Selected text
## Begin

Why Rutherford scattering reveals nuclear charge
Alpha particles are positively charged. If the positive charge in the atom were spread out over a large volume, large-angle deflections would be rare and weak. Instead, Rutherford found that some alpha particles were deflected through very large angles, and a tiny fraction even bounced almost straight back. That result strongly implied that the positive charge was concentrated in a very small central nucleus. Once the electrostatic interaction is modeled with Coulomb’s law, the scattering pattern and turning point distance become direct clues to the target charge Z.
A useful practical interpretation is this: the larger the target charge number, the stronger the electrostatic repulsion. That means for the same projectile and the same initial energy, a higher-Z nucleus causes the alpha particle to stop farther away. Conversely, if you know how close the alpha particle gets, you can infer how much positive charge the nucleus must have.
Step-by-step method for calculating the charge of a nucleus
- Identify the projectile charge number z.
- Convert the projectile kinetic energy into joules if needed.
- Convert the closest-approach distance into meters if needed.
- Use the formula Z = Kr / (kze²).
- Round to the nearest integer if the context expects an atomic number.
- Compare the result with the periodic table to identify the likely element.
Worked example
Suppose an alpha particle with kinetic energy 5.30 MeV approaches a nucleus head-on and reaches a distance of closest approach of 42.9 fm. Because the projectile is an alpha particle, z = 2. Using the standard nuclear physics shortcut:
K(MeV) = 1.44 zZ / r(fm)
we solve for Z:
Z = K r / (1.44 z) = (5.30 × 42.9) / (1.44 × 2) ≈ 79.0
The nearest integer is 79, which corresponds to gold, Au. This matches the famous gold-foil experiment often associated with Rutherford scattering.
| Target Element | Atomic Number, Z | Approximate Closest Approach for 5.30 MeV Alpha, fm | Relative Coulomb Scattering Strength, proportional to Z² |
|---|---|---|---|
| Aluminum | 13 | 7.06 | 169 |
| Copper | 29 | 15.76 | 841 |
| Silver | 47 | 25.54 | 2209 |
| Gold | 79 | 42.90 | 6241 |
The distances above follow the classical head-on turning-point relation for a 5.30 MeV alpha particle. The relative scattering strength column uses the common Rutherford scaling idea that many Coulomb effects increase strongly with nuclear charge.

## End

Records for the exercise

## Begin

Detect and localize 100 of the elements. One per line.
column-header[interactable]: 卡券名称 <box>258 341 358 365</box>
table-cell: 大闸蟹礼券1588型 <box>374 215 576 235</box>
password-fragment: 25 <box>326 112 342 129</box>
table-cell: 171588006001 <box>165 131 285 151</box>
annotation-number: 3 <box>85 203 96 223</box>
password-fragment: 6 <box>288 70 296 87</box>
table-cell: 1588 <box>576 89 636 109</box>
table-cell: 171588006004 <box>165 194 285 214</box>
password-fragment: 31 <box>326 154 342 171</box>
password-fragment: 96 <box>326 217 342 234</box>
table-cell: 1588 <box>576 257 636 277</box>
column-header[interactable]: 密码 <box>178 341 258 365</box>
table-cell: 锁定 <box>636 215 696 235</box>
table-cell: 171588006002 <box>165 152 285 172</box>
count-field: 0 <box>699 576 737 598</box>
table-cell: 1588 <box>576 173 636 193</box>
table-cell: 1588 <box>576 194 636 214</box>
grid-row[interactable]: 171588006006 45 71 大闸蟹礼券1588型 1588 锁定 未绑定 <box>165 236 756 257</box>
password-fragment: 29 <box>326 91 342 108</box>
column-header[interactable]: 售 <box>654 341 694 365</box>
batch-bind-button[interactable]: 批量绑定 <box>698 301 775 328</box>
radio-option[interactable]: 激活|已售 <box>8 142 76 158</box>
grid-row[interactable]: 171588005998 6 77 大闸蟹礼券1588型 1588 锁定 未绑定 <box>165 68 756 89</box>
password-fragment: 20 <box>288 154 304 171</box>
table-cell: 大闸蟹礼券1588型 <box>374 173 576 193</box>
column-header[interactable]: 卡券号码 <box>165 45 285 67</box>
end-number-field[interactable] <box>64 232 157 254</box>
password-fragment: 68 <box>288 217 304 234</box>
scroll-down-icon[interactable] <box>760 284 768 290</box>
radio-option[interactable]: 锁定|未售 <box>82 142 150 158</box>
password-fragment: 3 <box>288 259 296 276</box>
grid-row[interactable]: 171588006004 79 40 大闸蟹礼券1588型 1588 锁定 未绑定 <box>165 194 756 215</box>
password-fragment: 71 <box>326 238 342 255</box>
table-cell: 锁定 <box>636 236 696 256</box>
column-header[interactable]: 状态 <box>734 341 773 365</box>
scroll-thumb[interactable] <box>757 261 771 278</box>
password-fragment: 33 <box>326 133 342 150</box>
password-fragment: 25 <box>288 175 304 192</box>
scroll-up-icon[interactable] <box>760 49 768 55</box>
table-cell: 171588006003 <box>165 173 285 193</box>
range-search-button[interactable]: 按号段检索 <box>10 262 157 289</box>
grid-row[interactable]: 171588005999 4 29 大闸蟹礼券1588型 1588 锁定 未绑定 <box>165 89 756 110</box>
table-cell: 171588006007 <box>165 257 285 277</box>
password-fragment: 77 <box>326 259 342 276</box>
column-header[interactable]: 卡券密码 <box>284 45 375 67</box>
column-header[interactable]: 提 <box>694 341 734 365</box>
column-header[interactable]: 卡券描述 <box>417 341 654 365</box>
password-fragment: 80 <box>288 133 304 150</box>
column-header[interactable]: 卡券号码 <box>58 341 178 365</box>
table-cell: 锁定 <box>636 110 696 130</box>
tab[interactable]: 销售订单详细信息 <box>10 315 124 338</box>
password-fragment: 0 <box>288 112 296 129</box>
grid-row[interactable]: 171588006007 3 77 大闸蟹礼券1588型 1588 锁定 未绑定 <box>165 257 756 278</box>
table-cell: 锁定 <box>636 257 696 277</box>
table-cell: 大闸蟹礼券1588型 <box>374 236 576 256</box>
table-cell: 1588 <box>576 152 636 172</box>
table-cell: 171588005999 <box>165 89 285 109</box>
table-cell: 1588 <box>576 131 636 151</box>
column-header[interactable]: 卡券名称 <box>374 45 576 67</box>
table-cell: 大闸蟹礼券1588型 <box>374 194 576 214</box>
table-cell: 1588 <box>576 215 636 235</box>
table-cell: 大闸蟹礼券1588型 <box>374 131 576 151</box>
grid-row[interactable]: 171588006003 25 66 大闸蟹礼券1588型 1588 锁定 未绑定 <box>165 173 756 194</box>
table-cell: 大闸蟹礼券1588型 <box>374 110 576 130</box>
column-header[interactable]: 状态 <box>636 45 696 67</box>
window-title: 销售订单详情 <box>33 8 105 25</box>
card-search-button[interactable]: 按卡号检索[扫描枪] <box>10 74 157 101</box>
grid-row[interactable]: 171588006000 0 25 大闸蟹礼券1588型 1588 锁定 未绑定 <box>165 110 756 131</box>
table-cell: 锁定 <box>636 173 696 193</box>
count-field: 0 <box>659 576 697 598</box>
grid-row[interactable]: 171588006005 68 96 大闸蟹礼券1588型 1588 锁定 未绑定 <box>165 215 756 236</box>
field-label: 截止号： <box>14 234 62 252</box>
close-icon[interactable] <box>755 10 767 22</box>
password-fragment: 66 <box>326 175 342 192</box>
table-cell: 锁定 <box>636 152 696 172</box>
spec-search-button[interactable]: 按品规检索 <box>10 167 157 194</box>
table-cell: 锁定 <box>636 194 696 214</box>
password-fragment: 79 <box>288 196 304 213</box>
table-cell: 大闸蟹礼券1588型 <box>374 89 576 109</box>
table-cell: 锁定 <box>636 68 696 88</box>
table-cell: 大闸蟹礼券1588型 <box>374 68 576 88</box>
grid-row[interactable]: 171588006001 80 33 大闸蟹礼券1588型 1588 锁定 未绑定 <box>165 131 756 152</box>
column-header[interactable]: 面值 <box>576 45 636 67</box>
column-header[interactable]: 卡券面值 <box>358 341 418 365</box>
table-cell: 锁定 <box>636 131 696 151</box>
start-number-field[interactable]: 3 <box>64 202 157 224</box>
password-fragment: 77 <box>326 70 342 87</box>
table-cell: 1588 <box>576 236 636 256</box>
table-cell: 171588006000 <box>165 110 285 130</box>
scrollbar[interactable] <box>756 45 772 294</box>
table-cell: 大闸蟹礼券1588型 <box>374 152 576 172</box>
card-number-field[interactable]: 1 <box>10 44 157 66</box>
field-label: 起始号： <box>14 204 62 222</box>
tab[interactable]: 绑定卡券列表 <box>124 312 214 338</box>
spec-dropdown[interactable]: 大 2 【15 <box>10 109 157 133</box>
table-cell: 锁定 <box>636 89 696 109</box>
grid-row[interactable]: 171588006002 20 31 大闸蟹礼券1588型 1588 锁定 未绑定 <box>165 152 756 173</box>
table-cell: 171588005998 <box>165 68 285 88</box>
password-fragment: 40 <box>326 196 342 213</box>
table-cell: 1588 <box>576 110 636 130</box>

## End

Problems
1) In the listing, update the stretch from the first line through the line containing "table-cell: 171588006001 <box>165" so that "password-fragment" is replaced by "code-fragment" and everything else stays the same. Give only those lines.
2) Continue the text on Rutherford scattering and nuclear charge from its last sentence.

Answers below
1)
Detect and localize 100 of the elements. One per line.
column-header[interactable]: 卡券名称 <box>258 341 358 365</box>
table-cell: 大闸蟹礼券1588型 <box>374 215 576 235</box>
code-fragment: 25 <box>326 112 342 129</box>
table-cell: 171588006001 <box>165 131 285 151</box>

2)
What the graph in the calculator shows
The chart generated by the calculator plots the Coulomb potential energy versus separation distance. A horizontal line marks the projectile kinetic energy. Where the two are equal, the projectile reaches its turning point. This visual is extremely helpful because it shows the physics rather than just the algebra. If you increase the target charge, the Coulomb potential curve rises. If you increase the kinetic energy, the horizontal kinetic-energy line rises, letting the projectile get closer before turning around.
Assumptions behind the calculation
- The encounter is treated as a head-on collision or an equivalent closest-approach problem.
- The force is dominated by Coulomb repulsion.
- The nucleus and projectile are treated approximately as point charges for the electrostatic calculation.
- The projectile energy is low enough for a classical picture to remain useful, but high enough that electron screening is not the main effect.
- Nuclear reactions and strong-force effects are neglected unless the separation becomes extremely small.
Common mistakes in Rutherford scattering calculations
- Using the wrong projectile charge: an alpha particle has charge +2e, not +e.
- Mixing units: MeV, joules, fm, pm, and meters must be converted carefully.
- Forgetting that Z is dimensionless: it is a charge number, not a charge in coulombs.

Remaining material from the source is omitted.